GOAL =
Search the records for "xlabel" and copy each line that holds it.

>> Begin THE INPUT

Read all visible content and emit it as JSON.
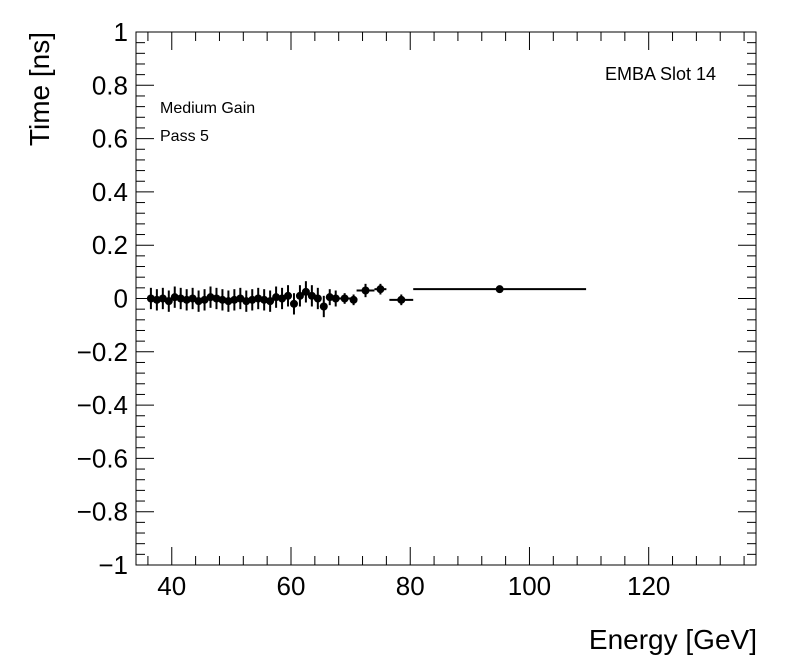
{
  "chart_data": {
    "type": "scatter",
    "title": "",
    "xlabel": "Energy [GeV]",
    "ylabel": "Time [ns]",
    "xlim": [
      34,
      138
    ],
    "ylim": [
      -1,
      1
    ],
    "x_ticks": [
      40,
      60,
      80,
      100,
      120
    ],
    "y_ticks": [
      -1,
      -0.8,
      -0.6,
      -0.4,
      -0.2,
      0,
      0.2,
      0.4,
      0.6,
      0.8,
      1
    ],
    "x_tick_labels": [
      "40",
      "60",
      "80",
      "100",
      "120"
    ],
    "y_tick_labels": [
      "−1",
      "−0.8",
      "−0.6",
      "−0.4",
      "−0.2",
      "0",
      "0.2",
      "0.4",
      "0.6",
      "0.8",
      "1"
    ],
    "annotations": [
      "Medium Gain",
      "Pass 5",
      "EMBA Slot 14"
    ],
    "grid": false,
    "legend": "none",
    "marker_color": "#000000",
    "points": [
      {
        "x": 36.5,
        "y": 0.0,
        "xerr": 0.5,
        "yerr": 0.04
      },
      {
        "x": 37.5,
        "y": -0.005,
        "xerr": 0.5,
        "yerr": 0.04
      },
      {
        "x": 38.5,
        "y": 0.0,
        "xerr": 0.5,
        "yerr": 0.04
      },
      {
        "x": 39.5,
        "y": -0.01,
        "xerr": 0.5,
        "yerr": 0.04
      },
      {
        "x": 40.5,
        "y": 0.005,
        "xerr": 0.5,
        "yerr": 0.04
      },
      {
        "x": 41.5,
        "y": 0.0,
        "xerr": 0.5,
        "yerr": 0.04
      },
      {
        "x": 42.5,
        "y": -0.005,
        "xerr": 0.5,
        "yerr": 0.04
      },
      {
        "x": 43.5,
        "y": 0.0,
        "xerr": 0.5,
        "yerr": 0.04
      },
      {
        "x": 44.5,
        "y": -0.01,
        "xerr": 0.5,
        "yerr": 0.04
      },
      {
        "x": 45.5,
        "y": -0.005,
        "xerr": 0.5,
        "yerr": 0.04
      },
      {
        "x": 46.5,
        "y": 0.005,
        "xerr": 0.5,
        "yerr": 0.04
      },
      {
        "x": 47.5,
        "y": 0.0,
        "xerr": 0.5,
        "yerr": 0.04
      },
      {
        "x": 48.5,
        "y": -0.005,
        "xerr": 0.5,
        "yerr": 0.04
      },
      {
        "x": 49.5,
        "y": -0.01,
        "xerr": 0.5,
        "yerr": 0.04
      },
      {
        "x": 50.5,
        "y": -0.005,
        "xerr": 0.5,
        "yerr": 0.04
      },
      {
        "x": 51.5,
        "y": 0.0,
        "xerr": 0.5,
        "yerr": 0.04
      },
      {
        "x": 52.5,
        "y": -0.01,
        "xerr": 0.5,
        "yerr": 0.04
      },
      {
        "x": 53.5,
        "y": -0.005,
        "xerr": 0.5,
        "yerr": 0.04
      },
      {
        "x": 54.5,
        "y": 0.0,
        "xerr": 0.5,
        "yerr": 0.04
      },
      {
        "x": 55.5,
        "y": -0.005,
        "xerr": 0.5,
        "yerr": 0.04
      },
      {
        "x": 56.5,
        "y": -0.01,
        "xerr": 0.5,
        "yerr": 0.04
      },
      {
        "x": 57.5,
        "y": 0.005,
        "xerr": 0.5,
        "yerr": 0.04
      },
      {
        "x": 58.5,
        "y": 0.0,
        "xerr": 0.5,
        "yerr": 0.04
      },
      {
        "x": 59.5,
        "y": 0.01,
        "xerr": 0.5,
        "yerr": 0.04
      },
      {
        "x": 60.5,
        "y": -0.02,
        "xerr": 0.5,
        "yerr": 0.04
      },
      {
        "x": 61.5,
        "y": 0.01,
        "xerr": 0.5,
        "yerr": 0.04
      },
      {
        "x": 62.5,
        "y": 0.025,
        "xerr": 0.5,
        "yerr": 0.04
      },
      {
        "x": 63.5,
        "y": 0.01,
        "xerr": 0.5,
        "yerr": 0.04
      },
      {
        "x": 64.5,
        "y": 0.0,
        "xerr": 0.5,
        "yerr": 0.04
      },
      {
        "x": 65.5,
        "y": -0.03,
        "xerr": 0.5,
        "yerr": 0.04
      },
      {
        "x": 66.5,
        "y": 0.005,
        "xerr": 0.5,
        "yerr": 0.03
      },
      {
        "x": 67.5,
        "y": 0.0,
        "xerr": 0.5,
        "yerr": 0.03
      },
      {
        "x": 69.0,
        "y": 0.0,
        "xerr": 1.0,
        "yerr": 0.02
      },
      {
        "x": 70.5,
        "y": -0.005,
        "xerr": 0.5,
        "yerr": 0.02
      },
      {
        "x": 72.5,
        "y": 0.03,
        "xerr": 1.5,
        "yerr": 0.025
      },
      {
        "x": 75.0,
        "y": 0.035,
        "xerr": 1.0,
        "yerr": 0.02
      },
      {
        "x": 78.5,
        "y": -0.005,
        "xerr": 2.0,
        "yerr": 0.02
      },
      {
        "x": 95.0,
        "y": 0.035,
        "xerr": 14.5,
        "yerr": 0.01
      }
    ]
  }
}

>> End THE INPUT
>> Begin THE INPUT

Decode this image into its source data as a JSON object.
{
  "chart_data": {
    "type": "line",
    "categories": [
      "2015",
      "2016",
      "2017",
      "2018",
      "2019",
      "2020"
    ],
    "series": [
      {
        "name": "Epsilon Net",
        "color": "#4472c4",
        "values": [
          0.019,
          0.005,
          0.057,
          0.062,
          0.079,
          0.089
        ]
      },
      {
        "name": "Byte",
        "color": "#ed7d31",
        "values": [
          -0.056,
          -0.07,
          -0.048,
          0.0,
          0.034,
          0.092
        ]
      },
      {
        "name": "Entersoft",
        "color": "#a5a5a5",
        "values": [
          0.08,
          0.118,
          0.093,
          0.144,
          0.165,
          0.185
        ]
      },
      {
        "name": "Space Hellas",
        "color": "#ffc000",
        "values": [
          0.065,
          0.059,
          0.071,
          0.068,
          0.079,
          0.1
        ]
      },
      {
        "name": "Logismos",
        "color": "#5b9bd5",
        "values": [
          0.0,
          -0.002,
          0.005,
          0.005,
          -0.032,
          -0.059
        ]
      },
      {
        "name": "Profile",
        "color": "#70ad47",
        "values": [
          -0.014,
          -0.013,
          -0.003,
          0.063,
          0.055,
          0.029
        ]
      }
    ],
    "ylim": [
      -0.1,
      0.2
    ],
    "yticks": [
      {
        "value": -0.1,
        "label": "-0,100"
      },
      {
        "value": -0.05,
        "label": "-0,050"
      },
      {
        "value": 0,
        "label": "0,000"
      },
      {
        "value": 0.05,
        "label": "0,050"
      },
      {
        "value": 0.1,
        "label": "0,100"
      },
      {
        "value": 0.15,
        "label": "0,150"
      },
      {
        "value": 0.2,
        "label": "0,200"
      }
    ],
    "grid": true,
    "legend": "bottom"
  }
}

>> End THE INPUT
>> Begin THE INPUT

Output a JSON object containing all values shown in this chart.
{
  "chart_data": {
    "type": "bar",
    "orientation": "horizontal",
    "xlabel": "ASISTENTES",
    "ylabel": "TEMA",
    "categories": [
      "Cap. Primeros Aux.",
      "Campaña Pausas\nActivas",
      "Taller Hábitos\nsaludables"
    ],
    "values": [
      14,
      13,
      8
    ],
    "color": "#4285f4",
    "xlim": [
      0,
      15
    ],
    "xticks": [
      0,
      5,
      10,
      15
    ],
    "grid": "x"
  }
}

>> End THE INPUT

EXPECTED ANSWER =
    "xlabel": "Energy [GeV]",
    "xlabel": "ASISTENTES",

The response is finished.